PAGE EXTRACT:

Zanzibar Malaria Elimination Program

The Tanzania Capacity and Communication Project (TCCP) provided ongoing technical assistance to the Zanzibar Malaria Elimination Program (ZAMEP) from October 2013 through the second quarter of 2016. TCCP provided support to ZAMEP in three key ways:

  1. The implementation of a study on the characteristics of malaria hotspots.
  2. The development of continuous distribution implementation guidelines.
  3. The creation, production, and distribution of social and behavior change communication (SBCC) materials.

Hot Spot Characterization Study

Thirty areas in Zanzibar are characterized as “hot spots” because they experience routine malaria outbreaks. In order to better understand the characteristics of these hot spots, TCCP supported ZAMEP in the design, implementation, and analysis of a study on three key factors:

  • Knowledge, attitudes, and practices (KAP) related to malaria within these communities.
  • Comprehensive entomological and environmental investigations.
  • Screening of households for malaria using sensitive diagnostic techniques.

The study aimed to characterize the human behavior, intervention coverage and usage, and environmental and entomological factors within these hot spot areas in order to determine whether hot spots are in some way different from non-hot spots where large numbers of clinical cases are not seen. TCCP supported ZAMEP in investigating KAP specifically related to bed net use and treatment seeking for fever, recall of ZAMEP’s SBCC campaigns, and the effectiveness of these campaigns in targeting key behavioral determinants. The results of this study served as the baseline for ZAMEP’s continuous distribution strategy and fed into the creation of targeted SBCC.

Continuous Distribution and Implementation Guidelines, Supporting Materials, and Monitoring & Evaluation

TCCP collaborated with other Johns Hopkins Center for Communication Programs (CCP) malaria experts to guide ZAMEP through the process of developing continuous distribution and implementation guidelines for long lasting insecticide treated nets (LLINS). Strategic planning exercises allowed ZAMEP and TCCP to gather the needed information to create the guidelines and tools for use during continuous distribution, including a training manual, planning tools for routine use, reporting forms, other data capture tools, and a PowerPoint presentation for advocacy purposes.

Once ZAMEP began to implement continuous distribution, TCCP supported the initiative’s monitoring efforts. TCCP conducted supportive supervision visits to health facilities where issues such as data compilation and adherence to standard operating procedures were identified and resolved.

To determine the success of the continuous distribution strategy, TCCP worked with the President’s Malaria Initiative to support ZAMEP in implementing an evaluation and incorporating the results of that evaluation into re-planning.

Creation of SBCC Materials

TCCP supported ZAMEP in the creation of SBCC materials to support malaria control on Zanzibar. These materials were informed by the characterization study and designed to strategically support ZAMEP’s continuous distribution strategy. More specifically, ZAMEP aimed to target imported cases of malaria from Zanzibar’s sea and air entry and exit points, and address the threat posed during the peak malaria transmission period that usually occurs immediately after a rainy period has stopped.

ZAMEP and TCCP developed four radio and television segments that were aired on national radio and television. Additionally, TCCP developed a “traveler’s guide,” two posters, a billboard, and two television animations to support the campaign. Campaign media will be strategically placed near ports of entry, and aired on ferries and at airports.

[Dataset excerpts]
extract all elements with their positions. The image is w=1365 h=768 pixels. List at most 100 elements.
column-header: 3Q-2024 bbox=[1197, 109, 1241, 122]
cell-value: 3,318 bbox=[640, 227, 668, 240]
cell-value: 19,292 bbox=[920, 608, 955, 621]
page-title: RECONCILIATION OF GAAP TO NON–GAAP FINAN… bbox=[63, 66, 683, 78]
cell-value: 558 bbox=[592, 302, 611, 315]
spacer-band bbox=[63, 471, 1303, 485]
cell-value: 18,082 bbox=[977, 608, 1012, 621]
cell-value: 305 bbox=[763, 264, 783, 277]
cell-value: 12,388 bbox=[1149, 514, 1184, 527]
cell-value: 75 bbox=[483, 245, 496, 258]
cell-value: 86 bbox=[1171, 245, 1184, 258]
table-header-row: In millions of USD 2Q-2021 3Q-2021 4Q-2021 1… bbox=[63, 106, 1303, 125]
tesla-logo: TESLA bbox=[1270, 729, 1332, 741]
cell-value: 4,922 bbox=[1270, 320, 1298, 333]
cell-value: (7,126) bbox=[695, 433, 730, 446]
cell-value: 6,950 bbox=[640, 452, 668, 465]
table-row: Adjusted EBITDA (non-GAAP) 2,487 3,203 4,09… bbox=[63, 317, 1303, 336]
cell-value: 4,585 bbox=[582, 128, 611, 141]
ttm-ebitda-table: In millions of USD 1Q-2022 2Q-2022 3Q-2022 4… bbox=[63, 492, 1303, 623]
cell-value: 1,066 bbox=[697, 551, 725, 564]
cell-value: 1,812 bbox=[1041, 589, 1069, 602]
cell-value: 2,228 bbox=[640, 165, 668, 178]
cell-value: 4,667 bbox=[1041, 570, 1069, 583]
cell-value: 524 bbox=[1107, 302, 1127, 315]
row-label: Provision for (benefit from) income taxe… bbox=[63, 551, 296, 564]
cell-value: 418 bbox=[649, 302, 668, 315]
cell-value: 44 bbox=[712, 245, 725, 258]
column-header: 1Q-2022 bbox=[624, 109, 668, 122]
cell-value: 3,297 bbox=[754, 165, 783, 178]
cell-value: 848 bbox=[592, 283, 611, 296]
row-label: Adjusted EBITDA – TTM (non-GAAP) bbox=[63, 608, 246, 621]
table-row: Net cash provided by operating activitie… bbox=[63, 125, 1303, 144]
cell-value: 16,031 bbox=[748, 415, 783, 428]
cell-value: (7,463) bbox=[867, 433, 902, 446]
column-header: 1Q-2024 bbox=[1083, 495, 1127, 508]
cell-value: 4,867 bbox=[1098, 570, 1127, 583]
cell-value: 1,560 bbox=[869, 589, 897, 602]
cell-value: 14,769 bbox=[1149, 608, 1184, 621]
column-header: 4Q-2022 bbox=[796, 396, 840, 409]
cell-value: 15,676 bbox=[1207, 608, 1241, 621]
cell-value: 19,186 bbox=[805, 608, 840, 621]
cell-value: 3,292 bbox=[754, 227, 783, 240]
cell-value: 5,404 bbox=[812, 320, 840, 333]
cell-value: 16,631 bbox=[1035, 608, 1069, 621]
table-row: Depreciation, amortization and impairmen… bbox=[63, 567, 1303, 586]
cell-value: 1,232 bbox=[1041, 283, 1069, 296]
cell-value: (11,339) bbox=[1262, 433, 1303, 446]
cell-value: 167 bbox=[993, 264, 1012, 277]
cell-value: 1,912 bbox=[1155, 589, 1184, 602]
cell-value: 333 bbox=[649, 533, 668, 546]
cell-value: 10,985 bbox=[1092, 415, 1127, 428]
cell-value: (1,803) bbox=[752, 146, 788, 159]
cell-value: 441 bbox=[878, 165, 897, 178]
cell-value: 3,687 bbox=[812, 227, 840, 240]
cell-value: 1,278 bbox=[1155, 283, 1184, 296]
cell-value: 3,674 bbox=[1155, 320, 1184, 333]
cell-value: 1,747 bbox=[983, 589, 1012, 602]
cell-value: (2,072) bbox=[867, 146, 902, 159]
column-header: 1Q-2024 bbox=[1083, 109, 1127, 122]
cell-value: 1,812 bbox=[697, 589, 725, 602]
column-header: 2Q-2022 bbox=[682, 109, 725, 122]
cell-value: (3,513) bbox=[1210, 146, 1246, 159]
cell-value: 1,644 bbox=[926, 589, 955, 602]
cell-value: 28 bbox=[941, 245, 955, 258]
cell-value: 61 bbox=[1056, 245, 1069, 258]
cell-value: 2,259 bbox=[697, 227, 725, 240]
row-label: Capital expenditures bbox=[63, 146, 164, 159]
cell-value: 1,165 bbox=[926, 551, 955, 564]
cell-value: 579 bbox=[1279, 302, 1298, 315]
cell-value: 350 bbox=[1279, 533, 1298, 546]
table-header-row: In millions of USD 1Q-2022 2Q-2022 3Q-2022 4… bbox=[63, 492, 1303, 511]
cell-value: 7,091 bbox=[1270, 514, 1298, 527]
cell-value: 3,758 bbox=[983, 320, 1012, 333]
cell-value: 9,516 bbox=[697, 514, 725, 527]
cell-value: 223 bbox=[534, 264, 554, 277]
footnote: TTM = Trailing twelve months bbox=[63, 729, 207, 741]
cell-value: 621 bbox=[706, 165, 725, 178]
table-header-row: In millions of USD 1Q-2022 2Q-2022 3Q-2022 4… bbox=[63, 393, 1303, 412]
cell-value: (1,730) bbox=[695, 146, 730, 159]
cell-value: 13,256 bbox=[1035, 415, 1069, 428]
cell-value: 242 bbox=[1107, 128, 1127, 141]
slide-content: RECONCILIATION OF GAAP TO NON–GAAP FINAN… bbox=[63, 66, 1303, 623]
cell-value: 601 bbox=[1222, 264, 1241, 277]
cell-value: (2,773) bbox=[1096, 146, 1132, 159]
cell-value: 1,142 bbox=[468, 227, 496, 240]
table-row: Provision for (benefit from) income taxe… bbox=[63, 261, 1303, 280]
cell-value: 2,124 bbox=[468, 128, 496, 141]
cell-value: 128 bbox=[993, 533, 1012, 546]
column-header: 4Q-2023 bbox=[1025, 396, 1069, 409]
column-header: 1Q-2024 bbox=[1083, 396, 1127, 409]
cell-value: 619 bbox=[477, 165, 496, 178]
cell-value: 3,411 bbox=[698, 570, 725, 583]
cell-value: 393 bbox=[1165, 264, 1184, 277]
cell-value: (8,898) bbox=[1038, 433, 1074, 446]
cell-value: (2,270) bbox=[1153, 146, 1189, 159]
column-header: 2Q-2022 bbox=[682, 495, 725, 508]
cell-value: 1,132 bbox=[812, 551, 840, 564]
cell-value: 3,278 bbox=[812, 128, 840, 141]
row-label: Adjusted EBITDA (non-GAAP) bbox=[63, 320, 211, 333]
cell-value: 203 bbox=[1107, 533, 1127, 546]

TASKS TO PERFORM:
(A) In the ZAMEP page, retype the part from "Once ZAMEP began" to "identified and resolved.".
(B) Rewrite the ZAMEP page paragraph that begins "TCCP collaborated with other Johns Hopkins" as a short list that keeps its main facts.
The records aren't needed for any of the tasks.

TASK RESPONSES:
(A)
Once ZAMEP began to implement continuous distribution, TCCP supported the initiative’s monitoring efforts. TCCP conducted supportive supervision visits to health facilities where issues such as data compilation and adherence to standard operating procedures were identified and resolved.

(B)
- TCCP and other malaria experts from the Johns Hopkins Center for Communication Programs guided ZAMEP in developing continuous distribution and implementation guidelines for long lasting insecticide treated nets (LLINs).
- Strategic planning exercises gave ZAMEP and TCCP the information needed to create the guidelines and tools for continuous distribution.
- The tools included a training manual, planning tools for routine use, reporting forms, other data capture tools, and a PowerPoint presentation for advocacy.